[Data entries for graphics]
= = = =

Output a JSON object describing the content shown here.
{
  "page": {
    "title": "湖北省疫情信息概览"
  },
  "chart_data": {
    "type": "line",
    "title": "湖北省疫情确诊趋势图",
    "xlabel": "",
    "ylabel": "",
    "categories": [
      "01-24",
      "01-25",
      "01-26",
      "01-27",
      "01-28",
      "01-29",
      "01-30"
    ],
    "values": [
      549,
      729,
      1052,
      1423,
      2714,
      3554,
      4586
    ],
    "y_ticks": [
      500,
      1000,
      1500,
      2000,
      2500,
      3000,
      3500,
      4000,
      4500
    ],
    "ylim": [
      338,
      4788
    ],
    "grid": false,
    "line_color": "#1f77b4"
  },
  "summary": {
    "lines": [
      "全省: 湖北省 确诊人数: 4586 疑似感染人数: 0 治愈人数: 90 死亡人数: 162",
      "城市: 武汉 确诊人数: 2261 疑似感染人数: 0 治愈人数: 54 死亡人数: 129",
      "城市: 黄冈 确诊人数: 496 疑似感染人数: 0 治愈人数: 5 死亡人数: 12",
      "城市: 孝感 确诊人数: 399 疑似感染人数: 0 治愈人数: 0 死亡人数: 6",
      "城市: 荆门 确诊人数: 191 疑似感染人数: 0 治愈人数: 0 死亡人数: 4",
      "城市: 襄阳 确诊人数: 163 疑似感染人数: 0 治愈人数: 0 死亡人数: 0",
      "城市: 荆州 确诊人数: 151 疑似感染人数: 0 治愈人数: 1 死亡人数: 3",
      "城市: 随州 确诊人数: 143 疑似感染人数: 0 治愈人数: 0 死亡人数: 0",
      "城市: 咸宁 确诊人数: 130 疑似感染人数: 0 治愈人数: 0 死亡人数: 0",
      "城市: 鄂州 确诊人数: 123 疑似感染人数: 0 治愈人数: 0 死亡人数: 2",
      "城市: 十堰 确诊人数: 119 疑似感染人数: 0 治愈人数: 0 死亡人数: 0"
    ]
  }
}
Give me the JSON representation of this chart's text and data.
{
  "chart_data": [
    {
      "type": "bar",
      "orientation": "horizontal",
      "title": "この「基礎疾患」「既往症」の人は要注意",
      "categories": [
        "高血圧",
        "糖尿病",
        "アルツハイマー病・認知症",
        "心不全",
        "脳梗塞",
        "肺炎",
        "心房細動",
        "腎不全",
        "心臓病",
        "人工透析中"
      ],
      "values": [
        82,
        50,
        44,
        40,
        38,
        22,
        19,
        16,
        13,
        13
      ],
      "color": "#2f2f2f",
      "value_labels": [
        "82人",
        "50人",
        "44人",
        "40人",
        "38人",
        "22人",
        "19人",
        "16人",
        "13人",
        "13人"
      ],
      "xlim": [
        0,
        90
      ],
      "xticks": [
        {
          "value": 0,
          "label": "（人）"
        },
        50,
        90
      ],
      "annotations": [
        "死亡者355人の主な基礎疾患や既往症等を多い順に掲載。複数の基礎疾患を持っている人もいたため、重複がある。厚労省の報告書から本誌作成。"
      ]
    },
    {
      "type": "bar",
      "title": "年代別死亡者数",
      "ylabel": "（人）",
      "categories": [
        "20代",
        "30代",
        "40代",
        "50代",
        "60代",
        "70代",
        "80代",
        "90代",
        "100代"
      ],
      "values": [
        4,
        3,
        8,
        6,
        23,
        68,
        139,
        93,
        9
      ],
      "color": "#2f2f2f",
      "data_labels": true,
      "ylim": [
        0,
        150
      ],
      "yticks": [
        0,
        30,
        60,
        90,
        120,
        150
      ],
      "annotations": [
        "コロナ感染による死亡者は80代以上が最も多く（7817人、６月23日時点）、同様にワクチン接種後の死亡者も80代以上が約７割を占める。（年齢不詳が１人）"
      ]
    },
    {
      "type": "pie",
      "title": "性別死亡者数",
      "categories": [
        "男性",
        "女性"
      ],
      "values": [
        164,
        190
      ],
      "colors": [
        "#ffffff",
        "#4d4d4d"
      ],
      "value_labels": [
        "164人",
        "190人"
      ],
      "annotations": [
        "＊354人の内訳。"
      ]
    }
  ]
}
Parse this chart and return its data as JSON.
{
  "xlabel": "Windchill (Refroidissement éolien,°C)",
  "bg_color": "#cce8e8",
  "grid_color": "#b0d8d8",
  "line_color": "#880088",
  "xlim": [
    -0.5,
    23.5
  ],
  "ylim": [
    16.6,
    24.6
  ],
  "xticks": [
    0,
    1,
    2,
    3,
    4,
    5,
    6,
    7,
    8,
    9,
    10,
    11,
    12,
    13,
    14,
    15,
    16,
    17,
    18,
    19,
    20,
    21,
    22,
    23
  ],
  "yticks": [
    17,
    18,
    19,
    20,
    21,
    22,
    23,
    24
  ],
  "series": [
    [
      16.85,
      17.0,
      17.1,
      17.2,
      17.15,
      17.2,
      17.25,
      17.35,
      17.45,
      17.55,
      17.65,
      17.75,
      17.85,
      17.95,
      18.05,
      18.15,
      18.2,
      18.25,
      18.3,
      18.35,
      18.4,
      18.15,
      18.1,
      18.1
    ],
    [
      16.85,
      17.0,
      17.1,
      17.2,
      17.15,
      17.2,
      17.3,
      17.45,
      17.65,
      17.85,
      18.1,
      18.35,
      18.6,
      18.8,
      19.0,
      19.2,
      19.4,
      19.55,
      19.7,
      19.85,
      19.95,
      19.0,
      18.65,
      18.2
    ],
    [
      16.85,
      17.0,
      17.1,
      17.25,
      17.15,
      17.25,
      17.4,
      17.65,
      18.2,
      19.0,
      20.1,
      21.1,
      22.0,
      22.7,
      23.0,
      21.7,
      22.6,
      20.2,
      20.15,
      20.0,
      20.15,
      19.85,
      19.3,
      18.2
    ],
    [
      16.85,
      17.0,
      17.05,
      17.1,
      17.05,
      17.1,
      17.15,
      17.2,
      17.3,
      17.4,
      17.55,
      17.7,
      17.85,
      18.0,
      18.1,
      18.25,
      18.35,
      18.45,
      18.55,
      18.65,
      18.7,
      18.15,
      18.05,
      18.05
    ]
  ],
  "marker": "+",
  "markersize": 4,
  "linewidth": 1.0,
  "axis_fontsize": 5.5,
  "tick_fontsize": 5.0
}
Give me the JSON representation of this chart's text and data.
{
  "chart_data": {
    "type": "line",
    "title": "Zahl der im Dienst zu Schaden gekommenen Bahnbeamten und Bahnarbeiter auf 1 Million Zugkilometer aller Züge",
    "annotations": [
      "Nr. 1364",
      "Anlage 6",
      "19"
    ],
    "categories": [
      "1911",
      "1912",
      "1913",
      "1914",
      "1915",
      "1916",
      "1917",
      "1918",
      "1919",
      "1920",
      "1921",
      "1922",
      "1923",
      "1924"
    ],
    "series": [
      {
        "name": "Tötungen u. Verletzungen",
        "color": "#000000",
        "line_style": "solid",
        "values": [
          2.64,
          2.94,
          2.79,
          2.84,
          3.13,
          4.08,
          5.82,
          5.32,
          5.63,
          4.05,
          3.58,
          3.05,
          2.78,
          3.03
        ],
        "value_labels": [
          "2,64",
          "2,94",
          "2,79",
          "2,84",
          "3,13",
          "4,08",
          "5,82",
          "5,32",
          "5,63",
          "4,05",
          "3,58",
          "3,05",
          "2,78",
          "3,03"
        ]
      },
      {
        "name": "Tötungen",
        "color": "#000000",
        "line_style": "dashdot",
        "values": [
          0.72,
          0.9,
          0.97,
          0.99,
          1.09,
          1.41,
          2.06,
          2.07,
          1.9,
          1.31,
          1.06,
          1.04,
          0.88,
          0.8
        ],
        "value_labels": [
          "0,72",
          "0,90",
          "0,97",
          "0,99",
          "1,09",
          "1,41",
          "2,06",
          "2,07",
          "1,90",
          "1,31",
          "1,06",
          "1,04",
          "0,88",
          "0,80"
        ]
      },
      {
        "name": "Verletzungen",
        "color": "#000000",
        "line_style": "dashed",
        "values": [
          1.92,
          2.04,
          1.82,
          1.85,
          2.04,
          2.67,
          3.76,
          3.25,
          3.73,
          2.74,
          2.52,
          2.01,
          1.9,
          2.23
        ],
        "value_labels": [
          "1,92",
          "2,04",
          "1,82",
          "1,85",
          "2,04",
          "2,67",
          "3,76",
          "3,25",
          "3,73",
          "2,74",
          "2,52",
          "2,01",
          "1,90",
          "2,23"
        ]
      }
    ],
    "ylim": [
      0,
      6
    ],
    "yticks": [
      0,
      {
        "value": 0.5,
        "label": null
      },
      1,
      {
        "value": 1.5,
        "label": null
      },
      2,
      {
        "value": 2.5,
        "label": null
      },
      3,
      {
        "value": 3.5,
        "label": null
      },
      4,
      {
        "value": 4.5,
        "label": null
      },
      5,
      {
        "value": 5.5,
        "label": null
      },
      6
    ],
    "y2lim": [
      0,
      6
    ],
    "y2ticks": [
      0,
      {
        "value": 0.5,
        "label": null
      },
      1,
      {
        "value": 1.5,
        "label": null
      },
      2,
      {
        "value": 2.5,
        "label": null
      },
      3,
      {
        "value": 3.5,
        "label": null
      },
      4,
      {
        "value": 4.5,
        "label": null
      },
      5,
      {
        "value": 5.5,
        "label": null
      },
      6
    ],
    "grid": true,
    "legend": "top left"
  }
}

= = = =

DIRECTION. Scan the records above and report how many lines include the word "xlabel", without any other text.

SOLUTION TO THE EXERCISE. 2